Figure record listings
==========

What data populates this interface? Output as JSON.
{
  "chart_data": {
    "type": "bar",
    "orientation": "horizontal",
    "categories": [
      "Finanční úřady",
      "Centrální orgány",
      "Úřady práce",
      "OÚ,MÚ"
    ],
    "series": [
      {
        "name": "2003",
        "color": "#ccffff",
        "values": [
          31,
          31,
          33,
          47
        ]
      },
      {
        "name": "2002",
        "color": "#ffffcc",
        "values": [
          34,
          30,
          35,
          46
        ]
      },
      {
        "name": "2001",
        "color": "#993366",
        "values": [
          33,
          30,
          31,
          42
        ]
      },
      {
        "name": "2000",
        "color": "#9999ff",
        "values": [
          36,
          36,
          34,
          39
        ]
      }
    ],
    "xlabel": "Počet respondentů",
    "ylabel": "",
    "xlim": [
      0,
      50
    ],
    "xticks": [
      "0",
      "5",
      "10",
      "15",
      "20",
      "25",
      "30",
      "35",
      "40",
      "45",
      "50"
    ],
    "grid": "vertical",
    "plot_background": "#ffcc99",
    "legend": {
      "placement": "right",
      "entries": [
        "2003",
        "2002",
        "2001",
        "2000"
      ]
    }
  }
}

==========

◆ **GIVEN EXERCISE**
Give only the number of lines in the data that hold the word "color".

◆ **EXERCISE RESPONSE**
4